Written task
Check each line of the listing for the word "backup" and report how many lines contain it, giving nothing but the number.

::::

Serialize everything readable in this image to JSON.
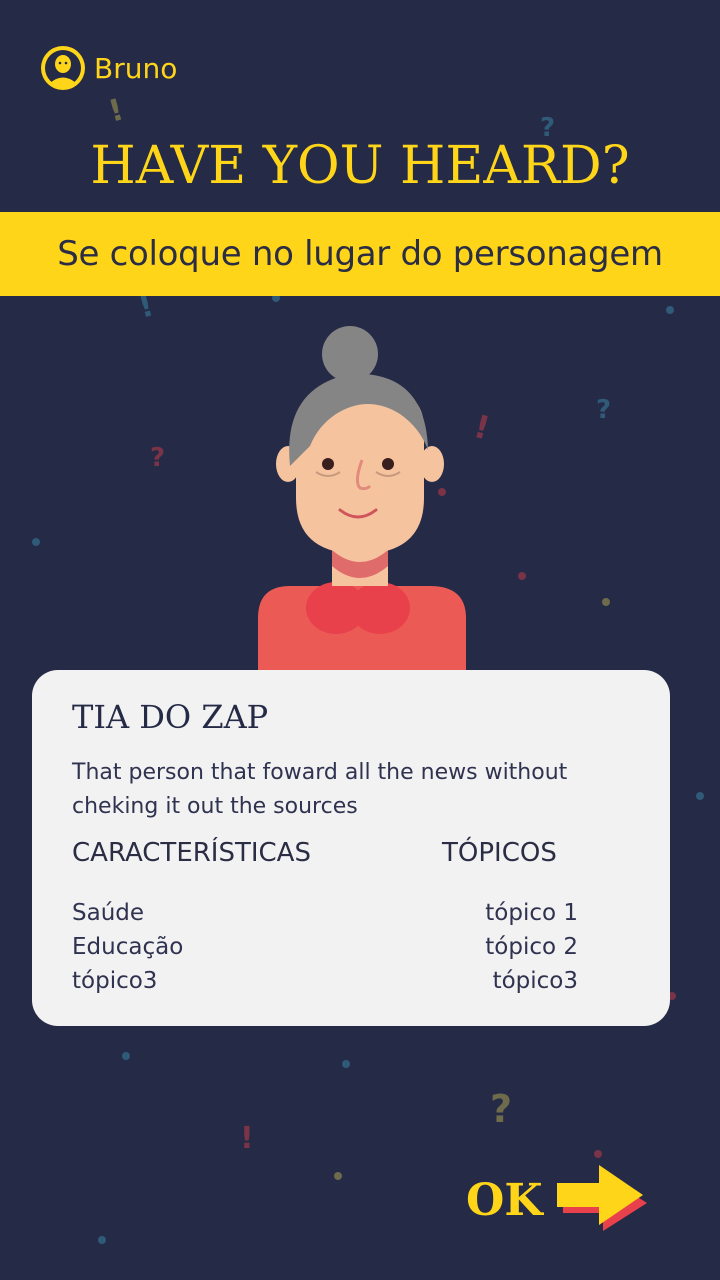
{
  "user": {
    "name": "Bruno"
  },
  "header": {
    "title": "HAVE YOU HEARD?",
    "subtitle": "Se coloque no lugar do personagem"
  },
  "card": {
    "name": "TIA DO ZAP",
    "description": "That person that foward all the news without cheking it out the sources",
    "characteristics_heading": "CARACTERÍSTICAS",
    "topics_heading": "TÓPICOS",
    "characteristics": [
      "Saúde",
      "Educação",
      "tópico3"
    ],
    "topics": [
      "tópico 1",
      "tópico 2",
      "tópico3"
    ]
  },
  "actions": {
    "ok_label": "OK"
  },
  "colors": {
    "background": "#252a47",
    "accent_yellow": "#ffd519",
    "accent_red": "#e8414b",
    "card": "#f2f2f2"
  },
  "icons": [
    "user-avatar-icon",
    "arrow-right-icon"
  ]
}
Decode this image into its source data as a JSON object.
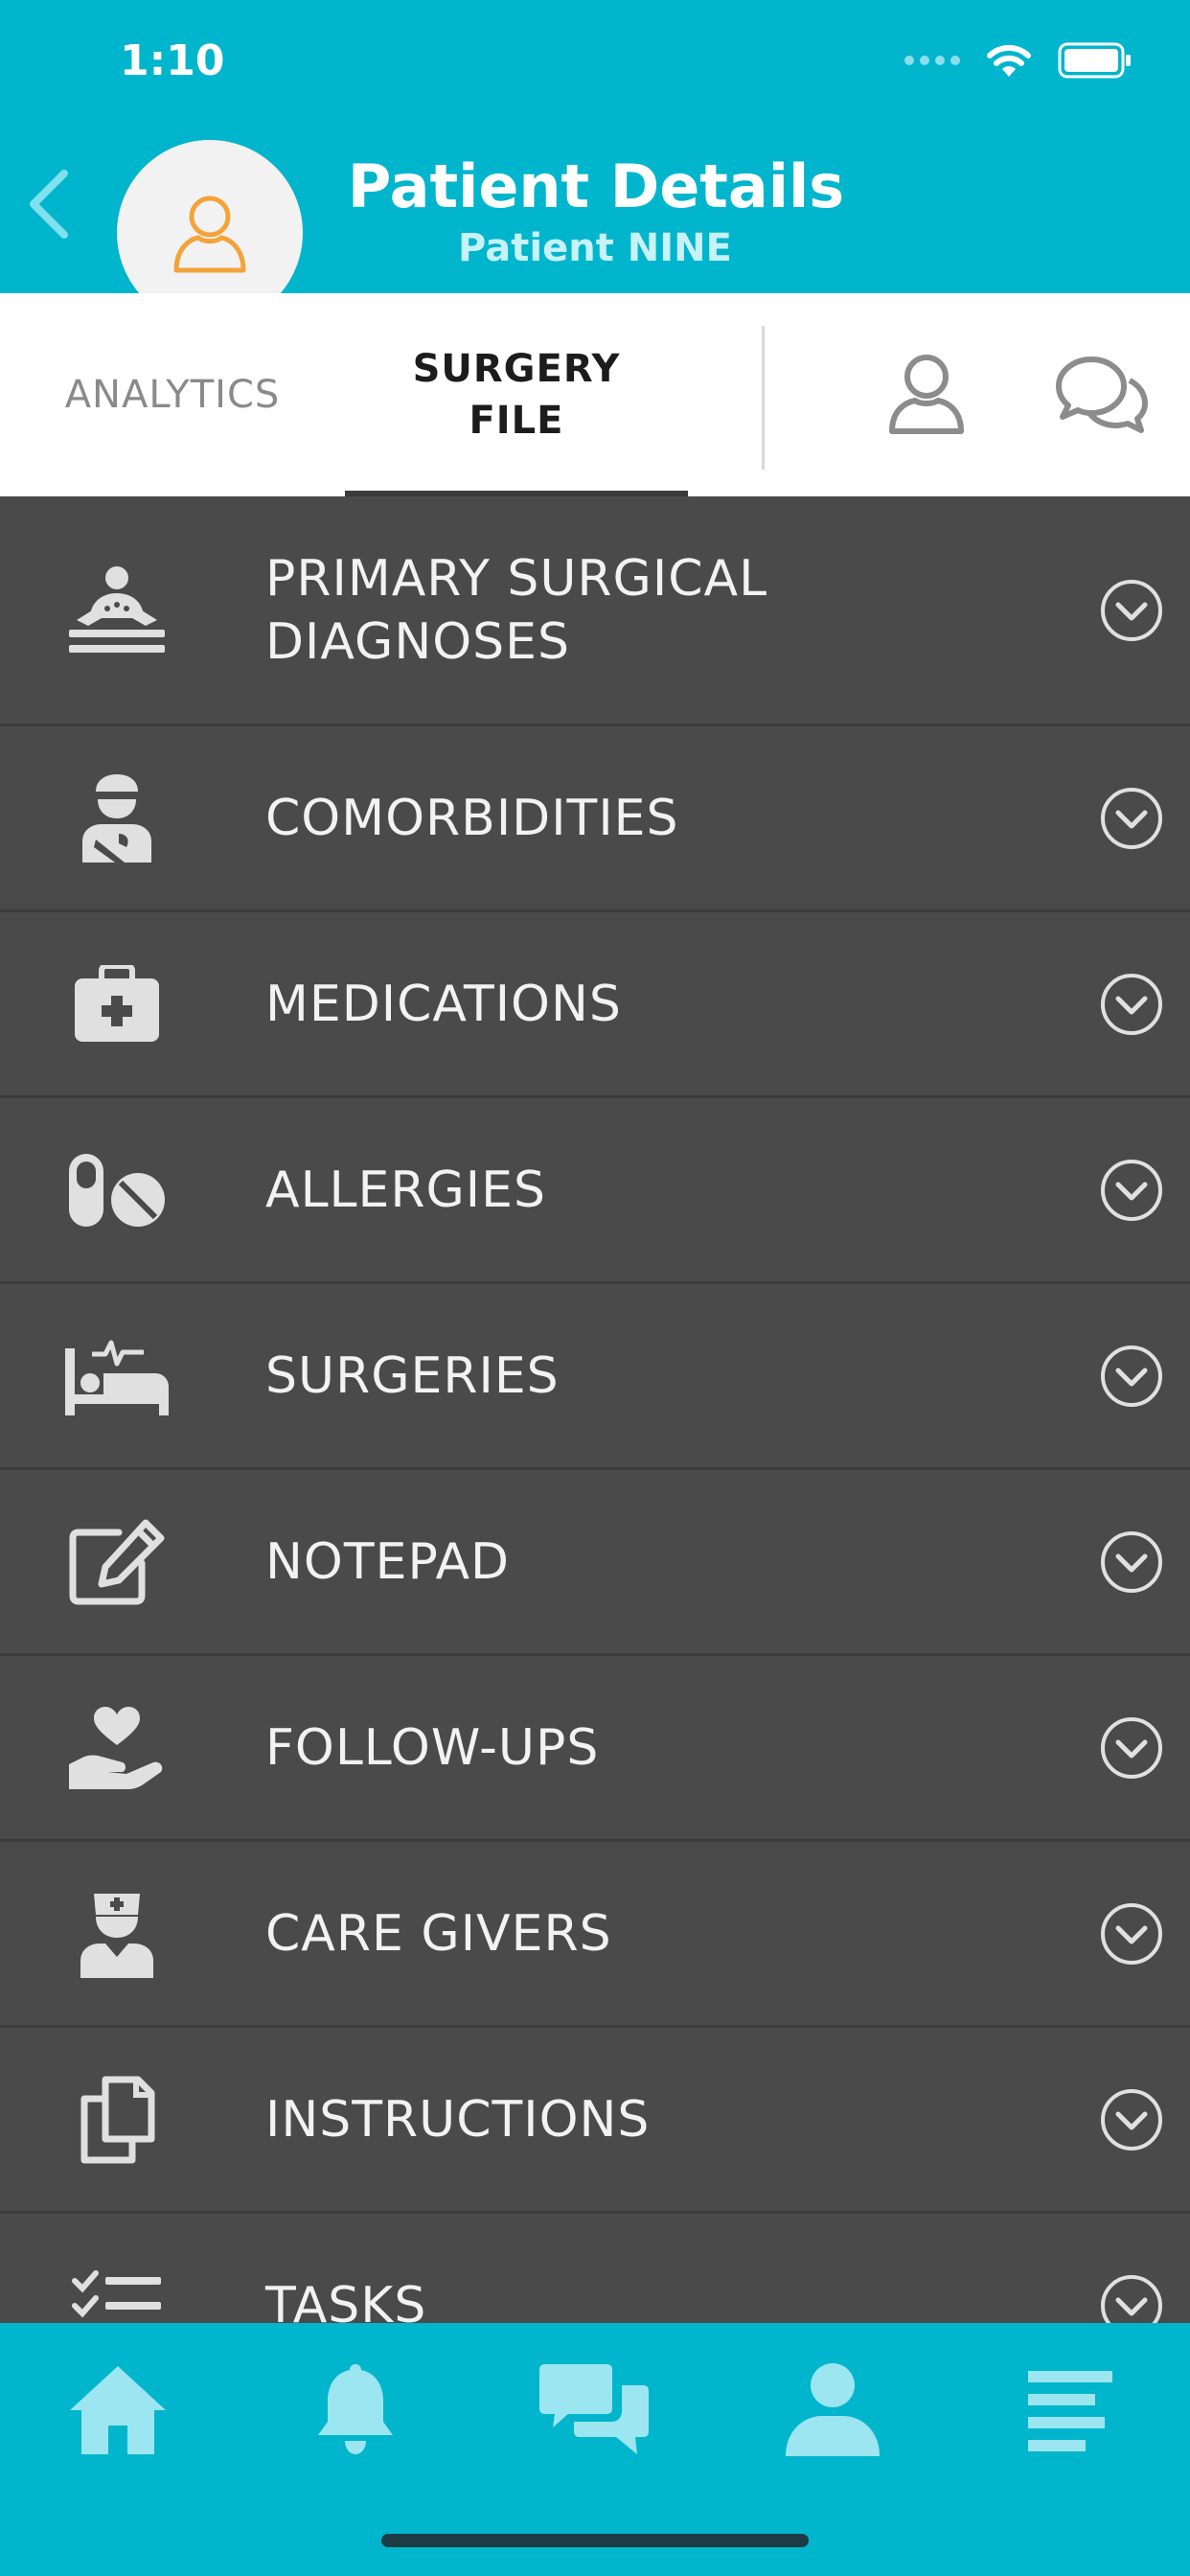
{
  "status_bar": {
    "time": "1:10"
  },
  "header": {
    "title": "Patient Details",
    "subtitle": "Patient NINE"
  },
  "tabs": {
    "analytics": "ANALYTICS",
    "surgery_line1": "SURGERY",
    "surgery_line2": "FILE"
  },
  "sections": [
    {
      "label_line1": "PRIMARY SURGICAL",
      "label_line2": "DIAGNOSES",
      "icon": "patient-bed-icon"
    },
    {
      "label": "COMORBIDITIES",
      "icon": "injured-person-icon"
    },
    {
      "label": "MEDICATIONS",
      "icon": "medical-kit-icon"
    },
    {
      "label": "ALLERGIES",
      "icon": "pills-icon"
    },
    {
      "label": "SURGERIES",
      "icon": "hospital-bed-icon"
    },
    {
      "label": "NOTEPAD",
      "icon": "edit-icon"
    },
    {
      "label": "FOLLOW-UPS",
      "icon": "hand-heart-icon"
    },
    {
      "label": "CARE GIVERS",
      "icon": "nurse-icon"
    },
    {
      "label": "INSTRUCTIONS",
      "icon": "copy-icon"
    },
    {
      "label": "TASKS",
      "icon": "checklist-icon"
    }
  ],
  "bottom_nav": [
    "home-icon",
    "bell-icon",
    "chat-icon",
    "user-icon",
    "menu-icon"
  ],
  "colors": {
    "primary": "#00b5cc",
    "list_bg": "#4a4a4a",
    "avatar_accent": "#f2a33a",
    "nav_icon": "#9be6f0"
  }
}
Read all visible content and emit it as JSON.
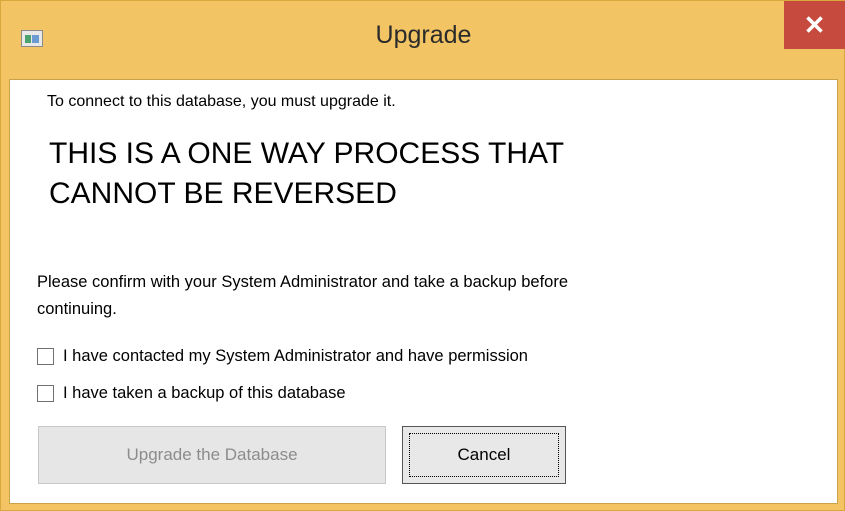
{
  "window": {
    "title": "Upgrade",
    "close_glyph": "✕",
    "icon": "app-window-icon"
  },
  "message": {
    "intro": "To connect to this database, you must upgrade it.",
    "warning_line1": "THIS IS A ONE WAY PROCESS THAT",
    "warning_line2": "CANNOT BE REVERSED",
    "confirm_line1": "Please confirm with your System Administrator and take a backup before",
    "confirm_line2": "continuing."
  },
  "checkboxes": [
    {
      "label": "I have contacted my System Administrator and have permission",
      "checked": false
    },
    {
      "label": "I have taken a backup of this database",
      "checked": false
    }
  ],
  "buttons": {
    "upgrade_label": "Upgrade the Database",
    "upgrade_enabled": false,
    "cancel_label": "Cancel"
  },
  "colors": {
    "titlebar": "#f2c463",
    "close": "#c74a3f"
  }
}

::::

Answer for this exercise
2